Task prompt → Please copy the rows verbatim, starting at the line that contains "drum-cell: - — [514, 283, 613, 370]" and ending at the line that contains "drum-cell: 1075 — [611, 368, 710, 455]", with both of those lines included.

[Entries taken from a collection]

⟨

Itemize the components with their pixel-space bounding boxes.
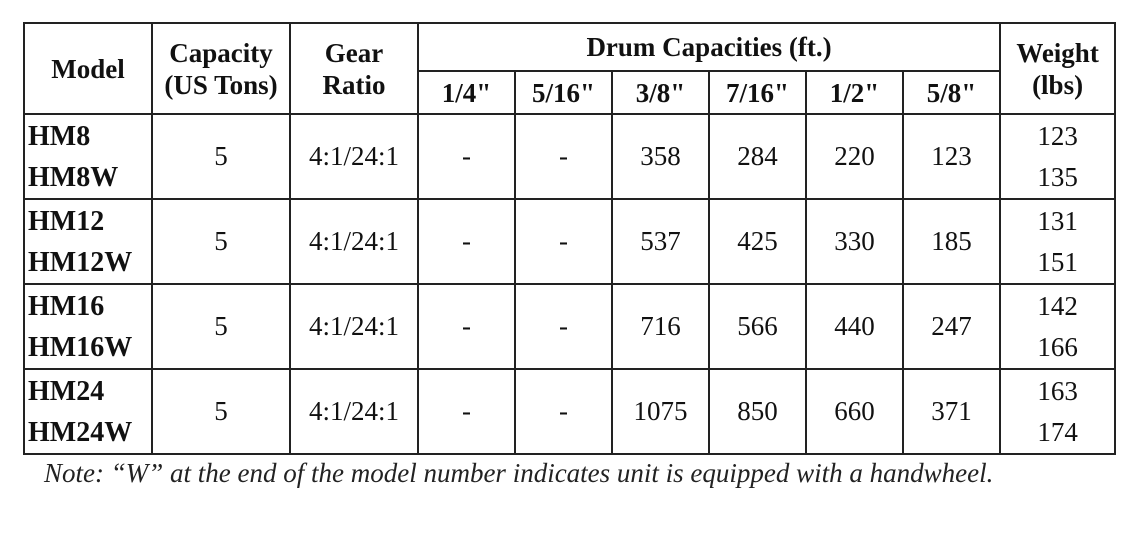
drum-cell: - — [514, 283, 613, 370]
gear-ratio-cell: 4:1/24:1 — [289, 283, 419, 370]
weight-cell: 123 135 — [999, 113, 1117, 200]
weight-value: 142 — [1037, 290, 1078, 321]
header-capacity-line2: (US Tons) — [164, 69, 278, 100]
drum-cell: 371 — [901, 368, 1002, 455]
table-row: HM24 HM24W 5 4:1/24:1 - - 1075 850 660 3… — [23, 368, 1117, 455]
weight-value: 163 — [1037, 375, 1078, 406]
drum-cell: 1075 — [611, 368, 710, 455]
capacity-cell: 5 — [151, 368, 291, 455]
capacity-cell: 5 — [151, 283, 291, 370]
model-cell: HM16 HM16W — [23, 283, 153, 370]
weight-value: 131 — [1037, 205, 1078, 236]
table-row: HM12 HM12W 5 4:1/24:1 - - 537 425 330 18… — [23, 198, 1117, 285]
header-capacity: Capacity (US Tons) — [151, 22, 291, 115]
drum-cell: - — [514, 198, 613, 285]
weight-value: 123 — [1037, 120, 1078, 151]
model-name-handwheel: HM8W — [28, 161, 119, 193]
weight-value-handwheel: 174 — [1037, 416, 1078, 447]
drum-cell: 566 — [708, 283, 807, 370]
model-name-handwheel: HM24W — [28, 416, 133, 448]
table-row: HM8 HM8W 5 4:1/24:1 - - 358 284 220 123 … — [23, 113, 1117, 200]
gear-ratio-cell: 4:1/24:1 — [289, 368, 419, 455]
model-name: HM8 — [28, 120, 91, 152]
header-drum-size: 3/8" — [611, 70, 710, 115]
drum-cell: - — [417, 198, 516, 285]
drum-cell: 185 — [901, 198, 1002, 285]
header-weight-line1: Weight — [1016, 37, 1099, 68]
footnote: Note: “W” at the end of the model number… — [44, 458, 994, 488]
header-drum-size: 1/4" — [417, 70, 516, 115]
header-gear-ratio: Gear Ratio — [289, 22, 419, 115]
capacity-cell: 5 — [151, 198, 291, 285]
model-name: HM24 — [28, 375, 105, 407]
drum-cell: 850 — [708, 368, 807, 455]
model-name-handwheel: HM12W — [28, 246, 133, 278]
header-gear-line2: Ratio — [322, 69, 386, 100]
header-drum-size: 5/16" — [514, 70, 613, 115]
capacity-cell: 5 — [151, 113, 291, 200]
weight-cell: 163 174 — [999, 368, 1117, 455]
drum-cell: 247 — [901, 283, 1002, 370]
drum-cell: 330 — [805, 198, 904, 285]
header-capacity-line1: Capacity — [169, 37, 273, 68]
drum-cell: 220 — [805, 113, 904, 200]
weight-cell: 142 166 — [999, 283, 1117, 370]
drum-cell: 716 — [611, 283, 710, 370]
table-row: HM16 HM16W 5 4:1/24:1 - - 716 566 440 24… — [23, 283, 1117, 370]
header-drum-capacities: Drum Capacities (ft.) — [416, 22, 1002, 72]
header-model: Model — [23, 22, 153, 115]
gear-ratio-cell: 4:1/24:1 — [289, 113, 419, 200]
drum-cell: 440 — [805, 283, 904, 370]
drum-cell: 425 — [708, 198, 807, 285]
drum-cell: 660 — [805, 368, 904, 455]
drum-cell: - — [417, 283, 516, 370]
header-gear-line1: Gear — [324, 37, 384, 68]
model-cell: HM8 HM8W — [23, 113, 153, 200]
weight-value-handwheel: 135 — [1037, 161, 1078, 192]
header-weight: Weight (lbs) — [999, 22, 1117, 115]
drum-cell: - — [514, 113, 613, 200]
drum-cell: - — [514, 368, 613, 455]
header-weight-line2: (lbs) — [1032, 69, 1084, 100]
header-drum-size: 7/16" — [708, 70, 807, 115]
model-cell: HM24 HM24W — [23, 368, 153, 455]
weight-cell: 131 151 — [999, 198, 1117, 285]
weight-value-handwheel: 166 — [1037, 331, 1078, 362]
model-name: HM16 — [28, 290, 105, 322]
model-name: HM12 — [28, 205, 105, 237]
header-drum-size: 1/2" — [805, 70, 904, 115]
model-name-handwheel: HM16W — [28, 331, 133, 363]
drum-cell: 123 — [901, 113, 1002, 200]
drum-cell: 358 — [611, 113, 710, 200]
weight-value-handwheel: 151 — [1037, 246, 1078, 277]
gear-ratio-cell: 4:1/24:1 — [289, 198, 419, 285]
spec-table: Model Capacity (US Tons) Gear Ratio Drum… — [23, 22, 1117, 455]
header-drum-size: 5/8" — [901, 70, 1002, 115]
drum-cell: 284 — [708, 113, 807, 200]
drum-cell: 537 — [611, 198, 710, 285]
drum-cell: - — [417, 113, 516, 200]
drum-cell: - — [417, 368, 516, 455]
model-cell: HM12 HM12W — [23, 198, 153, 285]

⟩
⟨

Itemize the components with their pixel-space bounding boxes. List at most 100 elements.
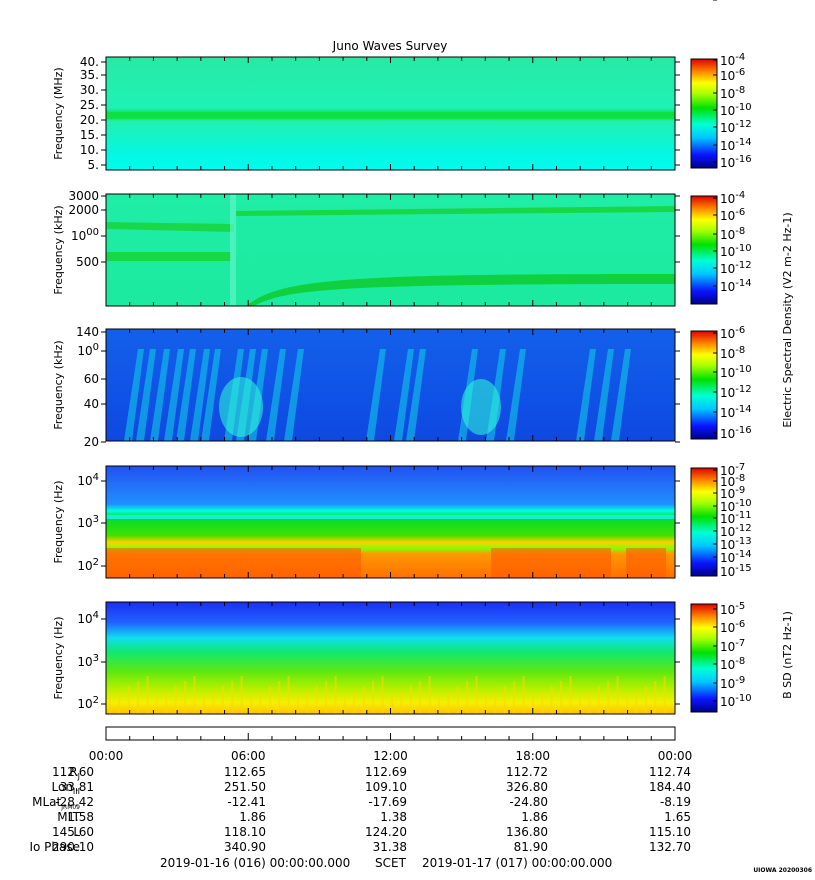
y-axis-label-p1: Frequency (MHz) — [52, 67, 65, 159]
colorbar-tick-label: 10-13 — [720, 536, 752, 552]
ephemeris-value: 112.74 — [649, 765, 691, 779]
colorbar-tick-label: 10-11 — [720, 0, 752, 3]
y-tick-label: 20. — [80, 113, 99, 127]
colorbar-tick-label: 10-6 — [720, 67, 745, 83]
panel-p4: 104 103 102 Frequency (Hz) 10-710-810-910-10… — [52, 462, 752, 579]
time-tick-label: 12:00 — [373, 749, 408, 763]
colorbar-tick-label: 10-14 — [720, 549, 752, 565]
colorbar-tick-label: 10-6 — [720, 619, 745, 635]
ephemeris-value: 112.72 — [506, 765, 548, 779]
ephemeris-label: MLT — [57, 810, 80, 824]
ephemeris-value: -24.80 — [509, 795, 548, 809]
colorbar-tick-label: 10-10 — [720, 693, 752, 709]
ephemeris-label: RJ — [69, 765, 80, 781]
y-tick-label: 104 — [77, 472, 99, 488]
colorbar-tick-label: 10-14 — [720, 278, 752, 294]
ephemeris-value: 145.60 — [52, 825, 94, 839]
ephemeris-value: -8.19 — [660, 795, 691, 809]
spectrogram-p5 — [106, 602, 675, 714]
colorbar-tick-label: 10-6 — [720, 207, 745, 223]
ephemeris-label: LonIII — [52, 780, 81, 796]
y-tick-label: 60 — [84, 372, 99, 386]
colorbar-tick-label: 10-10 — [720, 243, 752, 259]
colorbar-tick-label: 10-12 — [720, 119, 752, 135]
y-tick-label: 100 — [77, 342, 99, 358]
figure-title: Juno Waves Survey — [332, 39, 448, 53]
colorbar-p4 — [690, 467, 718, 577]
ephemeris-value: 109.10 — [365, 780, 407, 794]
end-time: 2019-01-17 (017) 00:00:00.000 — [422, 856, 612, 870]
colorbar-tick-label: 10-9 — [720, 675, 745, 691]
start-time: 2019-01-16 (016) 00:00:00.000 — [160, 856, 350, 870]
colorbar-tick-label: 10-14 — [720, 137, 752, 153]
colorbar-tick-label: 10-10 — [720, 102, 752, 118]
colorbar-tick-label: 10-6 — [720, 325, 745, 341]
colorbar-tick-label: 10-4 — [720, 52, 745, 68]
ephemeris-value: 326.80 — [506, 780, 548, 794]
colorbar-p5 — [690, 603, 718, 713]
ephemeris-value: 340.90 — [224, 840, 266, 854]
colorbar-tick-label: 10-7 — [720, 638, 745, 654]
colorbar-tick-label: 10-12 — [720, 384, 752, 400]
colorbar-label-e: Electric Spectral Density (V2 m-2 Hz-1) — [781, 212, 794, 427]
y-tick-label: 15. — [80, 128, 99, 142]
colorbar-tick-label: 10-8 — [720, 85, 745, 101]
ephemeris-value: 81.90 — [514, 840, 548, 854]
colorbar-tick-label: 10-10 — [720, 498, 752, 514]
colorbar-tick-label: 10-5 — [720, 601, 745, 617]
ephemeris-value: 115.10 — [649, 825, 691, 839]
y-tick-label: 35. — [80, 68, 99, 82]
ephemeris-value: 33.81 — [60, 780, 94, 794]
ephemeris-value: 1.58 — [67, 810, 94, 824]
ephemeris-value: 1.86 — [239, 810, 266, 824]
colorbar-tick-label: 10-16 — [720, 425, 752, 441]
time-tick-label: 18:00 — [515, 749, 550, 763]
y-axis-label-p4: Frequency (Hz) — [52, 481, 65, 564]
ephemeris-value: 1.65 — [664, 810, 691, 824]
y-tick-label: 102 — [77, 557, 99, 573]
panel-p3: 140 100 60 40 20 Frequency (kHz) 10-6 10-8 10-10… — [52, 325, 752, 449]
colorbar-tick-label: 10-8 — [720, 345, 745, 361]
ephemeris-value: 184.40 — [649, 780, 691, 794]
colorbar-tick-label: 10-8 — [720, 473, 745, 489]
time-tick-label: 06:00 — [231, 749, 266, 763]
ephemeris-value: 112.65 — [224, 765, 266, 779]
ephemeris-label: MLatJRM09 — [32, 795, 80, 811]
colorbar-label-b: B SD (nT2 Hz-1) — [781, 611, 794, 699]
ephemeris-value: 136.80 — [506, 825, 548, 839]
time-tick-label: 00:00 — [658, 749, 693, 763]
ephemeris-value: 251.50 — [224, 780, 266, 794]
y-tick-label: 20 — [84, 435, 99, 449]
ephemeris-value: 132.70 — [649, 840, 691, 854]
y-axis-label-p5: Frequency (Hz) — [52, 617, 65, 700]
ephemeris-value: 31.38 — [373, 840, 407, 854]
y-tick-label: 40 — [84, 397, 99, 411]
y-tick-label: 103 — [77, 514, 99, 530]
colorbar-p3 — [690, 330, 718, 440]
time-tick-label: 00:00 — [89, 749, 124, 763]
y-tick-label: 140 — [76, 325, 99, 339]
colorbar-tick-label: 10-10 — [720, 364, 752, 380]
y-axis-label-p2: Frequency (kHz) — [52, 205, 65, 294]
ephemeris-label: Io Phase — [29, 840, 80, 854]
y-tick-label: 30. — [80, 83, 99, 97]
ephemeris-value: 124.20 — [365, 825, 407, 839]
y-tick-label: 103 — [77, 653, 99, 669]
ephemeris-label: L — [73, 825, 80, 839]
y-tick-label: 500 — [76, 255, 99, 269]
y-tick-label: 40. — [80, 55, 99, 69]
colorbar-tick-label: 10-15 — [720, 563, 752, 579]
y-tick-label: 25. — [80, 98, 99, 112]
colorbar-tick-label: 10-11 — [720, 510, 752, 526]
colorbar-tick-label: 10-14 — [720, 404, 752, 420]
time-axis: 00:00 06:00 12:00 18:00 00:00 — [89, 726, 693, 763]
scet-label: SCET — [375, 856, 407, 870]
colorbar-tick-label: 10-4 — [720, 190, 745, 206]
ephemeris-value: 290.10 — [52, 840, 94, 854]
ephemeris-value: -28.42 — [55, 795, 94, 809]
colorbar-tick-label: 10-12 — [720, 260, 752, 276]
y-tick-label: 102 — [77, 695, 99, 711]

⟩
⟨

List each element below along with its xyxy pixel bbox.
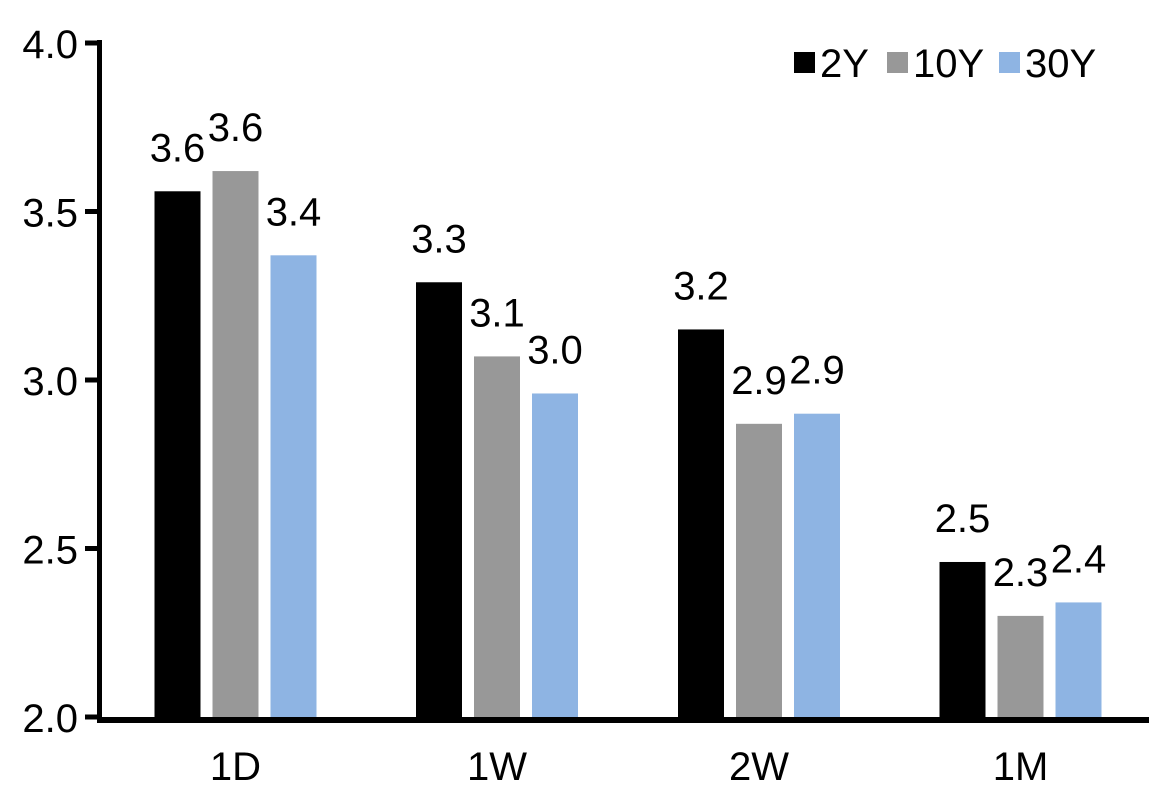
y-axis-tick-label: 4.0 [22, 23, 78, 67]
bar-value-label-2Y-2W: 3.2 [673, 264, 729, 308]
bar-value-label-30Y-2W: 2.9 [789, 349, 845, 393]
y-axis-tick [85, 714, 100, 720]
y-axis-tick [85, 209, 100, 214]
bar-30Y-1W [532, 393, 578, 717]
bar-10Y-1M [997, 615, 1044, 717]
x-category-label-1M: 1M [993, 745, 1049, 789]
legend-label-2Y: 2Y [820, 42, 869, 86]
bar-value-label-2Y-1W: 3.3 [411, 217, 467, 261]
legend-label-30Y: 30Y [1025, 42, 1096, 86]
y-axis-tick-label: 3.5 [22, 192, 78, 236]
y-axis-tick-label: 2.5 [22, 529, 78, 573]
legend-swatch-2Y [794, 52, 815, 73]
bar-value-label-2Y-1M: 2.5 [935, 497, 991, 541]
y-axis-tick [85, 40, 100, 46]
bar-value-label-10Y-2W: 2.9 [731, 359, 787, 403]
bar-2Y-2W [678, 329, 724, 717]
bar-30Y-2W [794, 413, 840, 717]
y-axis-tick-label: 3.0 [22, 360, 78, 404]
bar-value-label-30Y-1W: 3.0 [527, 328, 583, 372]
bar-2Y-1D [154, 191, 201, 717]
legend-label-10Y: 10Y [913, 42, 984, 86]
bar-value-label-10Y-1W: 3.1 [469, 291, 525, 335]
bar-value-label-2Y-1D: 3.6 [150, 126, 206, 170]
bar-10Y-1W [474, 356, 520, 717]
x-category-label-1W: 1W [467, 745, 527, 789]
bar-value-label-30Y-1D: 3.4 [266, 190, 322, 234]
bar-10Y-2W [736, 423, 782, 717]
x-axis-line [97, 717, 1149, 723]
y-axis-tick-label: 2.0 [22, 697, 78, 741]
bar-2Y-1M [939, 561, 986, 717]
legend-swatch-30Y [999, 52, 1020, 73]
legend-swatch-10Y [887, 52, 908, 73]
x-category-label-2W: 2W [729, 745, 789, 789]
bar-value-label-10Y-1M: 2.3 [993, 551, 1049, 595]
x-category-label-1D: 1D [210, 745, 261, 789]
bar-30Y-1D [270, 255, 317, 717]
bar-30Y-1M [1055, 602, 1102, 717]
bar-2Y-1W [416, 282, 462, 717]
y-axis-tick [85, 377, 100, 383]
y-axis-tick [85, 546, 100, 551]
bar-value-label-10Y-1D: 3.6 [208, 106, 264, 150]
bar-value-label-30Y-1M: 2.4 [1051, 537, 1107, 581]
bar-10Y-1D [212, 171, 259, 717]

⟩

Expected answer →
drum-cell: - — [514, 283, 613, 370]
gear-ratio-cell: 4:1/24:1 — [289, 283, 419, 370]
weight-cell: 123 135 — [999, 113, 1117, 200]
weight-value: 142 — [1037, 290, 1078, 321]
header-capacity-line2: (US Tons) — [164, 69, 278, 100]
drum-cell: 371 — [901, 368, 1002, 455]
table-row: HM24 HM24W 5 4:1/24:1 - - 1075 850 660 3… — [23, 368, 1117, 455]
weight-value: 163 — [1037, 375, 1078, 406]
drum-cell: 1075 — [611, 368, 710, 455]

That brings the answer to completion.